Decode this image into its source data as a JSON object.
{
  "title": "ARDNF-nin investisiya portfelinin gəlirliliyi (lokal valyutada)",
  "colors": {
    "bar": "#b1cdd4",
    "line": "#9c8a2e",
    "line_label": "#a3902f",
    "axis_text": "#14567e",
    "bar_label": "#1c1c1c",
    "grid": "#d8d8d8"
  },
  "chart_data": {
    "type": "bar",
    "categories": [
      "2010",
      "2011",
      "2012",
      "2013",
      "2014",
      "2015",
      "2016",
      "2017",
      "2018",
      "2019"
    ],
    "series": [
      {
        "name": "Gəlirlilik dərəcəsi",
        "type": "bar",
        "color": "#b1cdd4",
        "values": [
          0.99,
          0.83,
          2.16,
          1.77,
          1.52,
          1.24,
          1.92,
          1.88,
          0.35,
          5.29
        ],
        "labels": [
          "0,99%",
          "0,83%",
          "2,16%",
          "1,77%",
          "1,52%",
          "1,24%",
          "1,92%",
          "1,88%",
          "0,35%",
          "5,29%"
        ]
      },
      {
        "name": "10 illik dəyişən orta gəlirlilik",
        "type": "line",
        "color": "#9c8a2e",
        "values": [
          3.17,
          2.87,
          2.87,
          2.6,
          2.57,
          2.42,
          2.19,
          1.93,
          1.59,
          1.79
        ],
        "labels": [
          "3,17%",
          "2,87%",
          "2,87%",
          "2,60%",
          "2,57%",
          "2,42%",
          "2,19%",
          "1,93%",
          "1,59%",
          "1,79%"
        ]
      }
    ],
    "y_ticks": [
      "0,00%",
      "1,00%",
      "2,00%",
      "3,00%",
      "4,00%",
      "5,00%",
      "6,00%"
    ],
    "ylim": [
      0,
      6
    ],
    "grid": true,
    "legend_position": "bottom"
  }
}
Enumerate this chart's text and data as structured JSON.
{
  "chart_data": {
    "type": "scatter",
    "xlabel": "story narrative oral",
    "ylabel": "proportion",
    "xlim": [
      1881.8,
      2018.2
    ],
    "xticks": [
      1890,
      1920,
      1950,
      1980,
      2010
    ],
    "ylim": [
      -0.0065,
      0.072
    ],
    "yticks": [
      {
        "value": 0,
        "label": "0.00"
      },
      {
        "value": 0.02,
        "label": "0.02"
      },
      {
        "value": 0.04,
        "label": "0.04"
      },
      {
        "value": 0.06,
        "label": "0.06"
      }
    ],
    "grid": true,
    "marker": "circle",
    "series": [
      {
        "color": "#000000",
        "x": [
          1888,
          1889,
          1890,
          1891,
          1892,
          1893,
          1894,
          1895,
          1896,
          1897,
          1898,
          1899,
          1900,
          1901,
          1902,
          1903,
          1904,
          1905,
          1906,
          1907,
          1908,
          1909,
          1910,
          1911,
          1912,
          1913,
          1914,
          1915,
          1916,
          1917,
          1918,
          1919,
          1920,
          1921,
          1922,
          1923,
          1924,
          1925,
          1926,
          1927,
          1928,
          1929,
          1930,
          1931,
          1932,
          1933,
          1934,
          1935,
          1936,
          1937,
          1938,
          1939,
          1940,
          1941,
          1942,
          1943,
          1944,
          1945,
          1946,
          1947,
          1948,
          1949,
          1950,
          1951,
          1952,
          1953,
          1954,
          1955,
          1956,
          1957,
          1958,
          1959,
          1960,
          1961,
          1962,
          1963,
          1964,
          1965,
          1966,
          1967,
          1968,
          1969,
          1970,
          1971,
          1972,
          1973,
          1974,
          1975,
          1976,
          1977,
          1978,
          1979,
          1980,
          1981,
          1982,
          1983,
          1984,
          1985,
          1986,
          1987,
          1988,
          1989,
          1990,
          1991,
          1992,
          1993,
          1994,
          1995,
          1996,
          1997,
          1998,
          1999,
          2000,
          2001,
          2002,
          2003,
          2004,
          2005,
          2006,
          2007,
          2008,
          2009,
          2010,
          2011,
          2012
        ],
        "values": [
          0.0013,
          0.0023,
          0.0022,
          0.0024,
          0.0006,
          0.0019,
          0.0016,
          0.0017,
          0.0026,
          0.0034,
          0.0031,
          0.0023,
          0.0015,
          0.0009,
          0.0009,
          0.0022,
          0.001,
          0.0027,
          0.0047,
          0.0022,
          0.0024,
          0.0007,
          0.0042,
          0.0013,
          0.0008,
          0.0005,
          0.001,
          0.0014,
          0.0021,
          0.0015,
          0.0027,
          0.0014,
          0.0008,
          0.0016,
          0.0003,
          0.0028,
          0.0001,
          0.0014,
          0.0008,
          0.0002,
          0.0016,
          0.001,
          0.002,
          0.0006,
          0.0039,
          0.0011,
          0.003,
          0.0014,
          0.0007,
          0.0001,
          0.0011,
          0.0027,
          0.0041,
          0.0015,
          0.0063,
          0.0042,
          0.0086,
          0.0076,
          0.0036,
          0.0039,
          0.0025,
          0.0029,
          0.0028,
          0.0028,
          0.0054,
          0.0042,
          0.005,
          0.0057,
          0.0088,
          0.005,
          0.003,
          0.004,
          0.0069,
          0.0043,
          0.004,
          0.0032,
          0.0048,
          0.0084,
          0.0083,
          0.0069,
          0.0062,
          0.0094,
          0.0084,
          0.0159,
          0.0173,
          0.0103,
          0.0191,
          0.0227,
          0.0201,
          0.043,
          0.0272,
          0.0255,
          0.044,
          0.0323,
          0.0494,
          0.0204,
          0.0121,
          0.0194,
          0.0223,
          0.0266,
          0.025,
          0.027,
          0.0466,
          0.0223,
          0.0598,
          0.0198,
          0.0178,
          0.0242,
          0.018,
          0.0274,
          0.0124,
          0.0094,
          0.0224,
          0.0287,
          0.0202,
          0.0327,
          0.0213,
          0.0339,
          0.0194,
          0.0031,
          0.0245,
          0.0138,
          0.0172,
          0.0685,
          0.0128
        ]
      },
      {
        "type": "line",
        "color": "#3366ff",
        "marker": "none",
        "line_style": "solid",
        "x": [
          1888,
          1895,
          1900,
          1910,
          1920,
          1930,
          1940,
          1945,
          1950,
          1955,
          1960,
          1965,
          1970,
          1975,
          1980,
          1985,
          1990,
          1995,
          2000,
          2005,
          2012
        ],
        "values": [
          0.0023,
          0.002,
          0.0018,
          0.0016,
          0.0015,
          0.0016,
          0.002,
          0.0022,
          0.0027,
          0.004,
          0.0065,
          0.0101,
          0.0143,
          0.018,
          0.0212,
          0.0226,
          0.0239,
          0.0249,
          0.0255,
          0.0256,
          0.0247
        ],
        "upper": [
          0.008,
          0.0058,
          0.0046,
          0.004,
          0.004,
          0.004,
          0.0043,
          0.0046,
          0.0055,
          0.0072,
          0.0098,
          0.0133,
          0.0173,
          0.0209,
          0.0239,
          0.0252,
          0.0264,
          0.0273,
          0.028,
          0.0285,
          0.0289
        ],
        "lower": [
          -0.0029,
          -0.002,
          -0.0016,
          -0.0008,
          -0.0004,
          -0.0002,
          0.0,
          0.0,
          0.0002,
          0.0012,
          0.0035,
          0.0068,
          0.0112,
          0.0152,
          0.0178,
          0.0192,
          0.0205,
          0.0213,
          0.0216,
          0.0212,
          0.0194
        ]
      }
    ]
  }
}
__________
From the entries above, copy every line containing the word "this".

Decode this image into its source data as a JSON object.
Enumerate this chart's text and data as structured JSON.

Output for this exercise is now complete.